DATA SUPPLIED

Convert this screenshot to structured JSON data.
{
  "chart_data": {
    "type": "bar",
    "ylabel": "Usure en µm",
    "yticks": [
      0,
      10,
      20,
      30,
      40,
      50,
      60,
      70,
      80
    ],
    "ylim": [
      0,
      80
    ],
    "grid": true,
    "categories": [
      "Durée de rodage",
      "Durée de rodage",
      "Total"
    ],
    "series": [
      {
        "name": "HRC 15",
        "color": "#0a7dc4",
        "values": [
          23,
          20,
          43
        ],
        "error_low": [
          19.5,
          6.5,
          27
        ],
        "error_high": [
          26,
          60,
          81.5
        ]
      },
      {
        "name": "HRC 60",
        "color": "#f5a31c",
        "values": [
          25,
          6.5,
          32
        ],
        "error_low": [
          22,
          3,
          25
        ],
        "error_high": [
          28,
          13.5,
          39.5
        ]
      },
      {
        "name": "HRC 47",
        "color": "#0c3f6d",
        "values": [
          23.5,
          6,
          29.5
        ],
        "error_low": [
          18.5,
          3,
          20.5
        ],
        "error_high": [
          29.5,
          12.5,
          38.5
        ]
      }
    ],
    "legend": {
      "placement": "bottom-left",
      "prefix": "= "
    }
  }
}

INSTRUCTIONS TO FOLLOW
Transcribe the records above exactly as they appear.

OUTPUT OF THE TASK
Convert this screenshot to structured JSON data.
{
  "chart_data": {
    "type": "bar",
    "ylabel": "Usure en µm",
    "yticks": [
      0,
      10,
      20,
      30,
      40,
      50,
      60,
      70,
      80
    ],
    "ylim": [
      0,
      80
    ],
    "grid": true,
    "categories": [
      "Durée de rodage",
      "Durée de rodage",
      "Total"
    ],
    "series": [
      {
        "name": "HRC 15",
        "color": "#0a7dc4",
        "values": [
          23,
          20,
          43
        ],
        "error_low": [
          19.5,
          6.5,
          27
        ],
        "error_high": [
          26,
          60,
          81.5
        ]
      },
      {
        "name": "HRC 60",
        "color": "#f5a31c",
        "values": [
          25,
          6.5,
          32
        ],
        "error_low": [
          22,
          3,
          25
        ],
        "error_high": [
          28,
          13.5,
          39.5
        ]
      },
      {
        "name": "HRC 47",
        "color": "#0c3f6d",
        "values": [
          23.5,
          6,
          29.5
        ],
        "error_low": [
          18.5,
          3,
          20.5
        ],
        "error_high": [
          29.5,
          12.5,
          38.5
        ]
      }
    ],
    "legend": {
      "placement": "bottom-left",
      "prefix": "= "
    }
  }
}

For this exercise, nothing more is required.